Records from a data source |
■ ■ ■

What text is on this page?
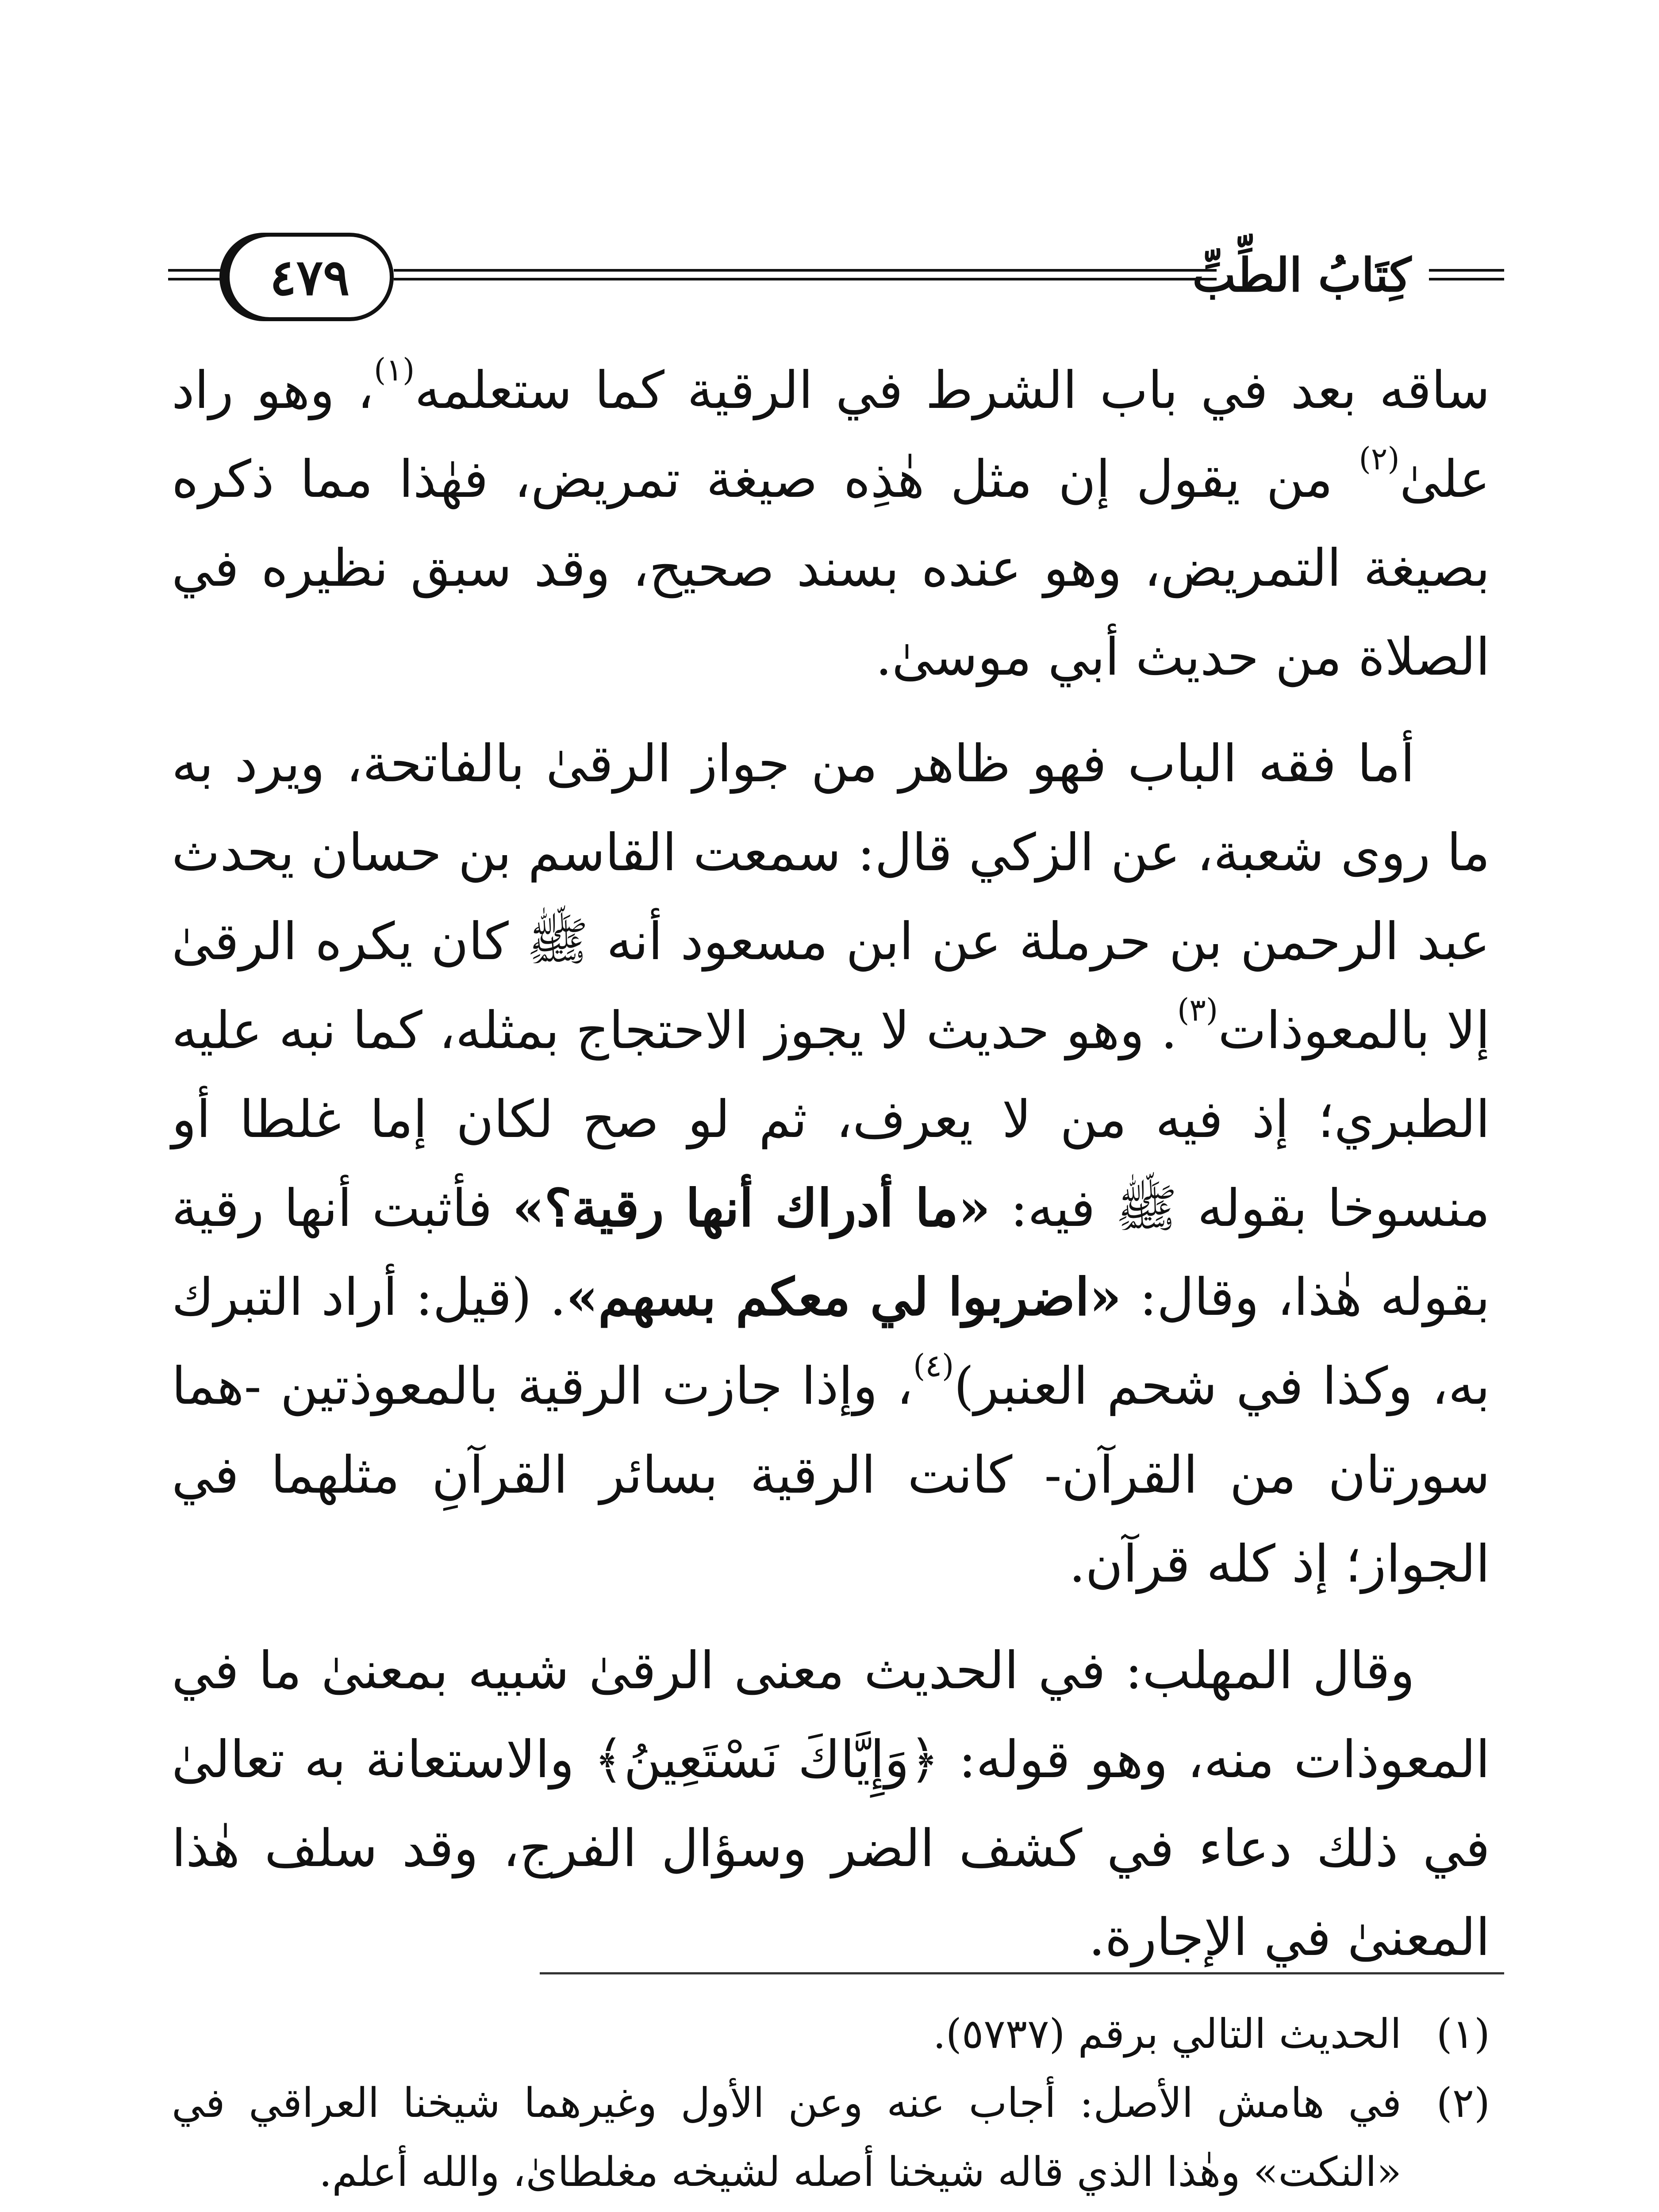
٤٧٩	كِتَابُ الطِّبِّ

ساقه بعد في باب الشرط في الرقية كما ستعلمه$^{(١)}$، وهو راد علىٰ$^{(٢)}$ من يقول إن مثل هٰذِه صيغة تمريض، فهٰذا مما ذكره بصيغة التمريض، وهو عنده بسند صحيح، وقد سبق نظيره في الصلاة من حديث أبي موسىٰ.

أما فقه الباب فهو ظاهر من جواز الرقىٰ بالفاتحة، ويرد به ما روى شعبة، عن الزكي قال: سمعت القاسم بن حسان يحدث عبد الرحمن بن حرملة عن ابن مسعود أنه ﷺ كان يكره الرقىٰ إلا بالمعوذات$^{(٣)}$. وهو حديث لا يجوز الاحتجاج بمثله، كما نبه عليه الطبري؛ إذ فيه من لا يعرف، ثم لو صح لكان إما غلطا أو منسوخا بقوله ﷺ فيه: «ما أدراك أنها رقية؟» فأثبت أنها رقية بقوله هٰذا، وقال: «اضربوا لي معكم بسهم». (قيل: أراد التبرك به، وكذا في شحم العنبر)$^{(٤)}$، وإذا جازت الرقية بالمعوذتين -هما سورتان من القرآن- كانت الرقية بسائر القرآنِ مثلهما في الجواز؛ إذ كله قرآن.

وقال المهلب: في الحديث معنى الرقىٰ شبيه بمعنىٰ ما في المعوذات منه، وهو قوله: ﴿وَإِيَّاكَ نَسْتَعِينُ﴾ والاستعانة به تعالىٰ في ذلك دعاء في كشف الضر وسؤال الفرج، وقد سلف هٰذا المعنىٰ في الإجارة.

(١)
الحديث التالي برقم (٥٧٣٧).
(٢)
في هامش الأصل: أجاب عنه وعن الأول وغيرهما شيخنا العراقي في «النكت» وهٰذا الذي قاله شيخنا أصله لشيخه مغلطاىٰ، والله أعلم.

■ ■ ■

Short task |
Reproduce the listing above exactly, excluding all pictures.

Correct response |
What text is on this page?
٤٧٩	كِتَابُ الطِّبِّ

ساقه بعد في باب الشرط في الرقية كما ستعلمه$^{(١)}$، وهو راد علىٰ$^{(٢)}$ من يقول إن مثل هٰذِه صيغة تمريض، فهٰذا مما ذكره بصيغة التمريض، وهو عنده بسند صحيح، وقد سبق نظيره في الصلاة من حديث أبي موسىٰ.

أما فقه الباب فهو ظاهر من جواز الرقىٰ بالفاتحة، ويرد به ما روى شعبة، عن الزكي قال: سمعت القاسم بن حسان يحدث عبد الرحمن بن حرملة عن ابن مسعود أنه ﷺ كان يكره الرقىٰ إلا بالمعوذات$^{(٣)}$. وهو حديث لا يجوز الاحتجاج بمثله، كما نبه عليه الطبري؛ إذ فيه من لا يعرف، ثم لو صح لكان إما غلطا أو منسوخا بقوله ﷺ فيه: «ما أدراك أنها رقية؟» فأثبت أنها رقية بقوله هٰذا، وقال: «اضربوا لي معكم بسهم». (قيل: أراد التبرك به، وكذا في شحم العنبر)$^{(٤)}$، وإذا جازت الرقية بالمعوذتين -هما سورتان من القرآن- كانت الرقية بسائر القرآنِ مثلهما في الجواز؛ إذ كله قرآن.

وقال المهلب: في الحديث معنى الرقىٰ شبيه بمعنىٰ ما في المعوذات منه، وهو قوله: ﴿وَإِيَّاكَ نَسْتَعِينُ﴾ والاستعانة به تعالىٰ في ذلك دعاء في كشف الضر وسؤال الفرج، وقد سلف هٰذا المعنىٰ في الإجارة.

(١)
الحديث التالي برقم (٥٧٣٧).
(٢)
في هامش الأصل: أجاب عنه وعن الأول وغيرهما شيخنا العراقي في «النكت» وهٰذا الذي قاله شيخنا أصله لشيخه مغلطاىٰ، والله أعلم.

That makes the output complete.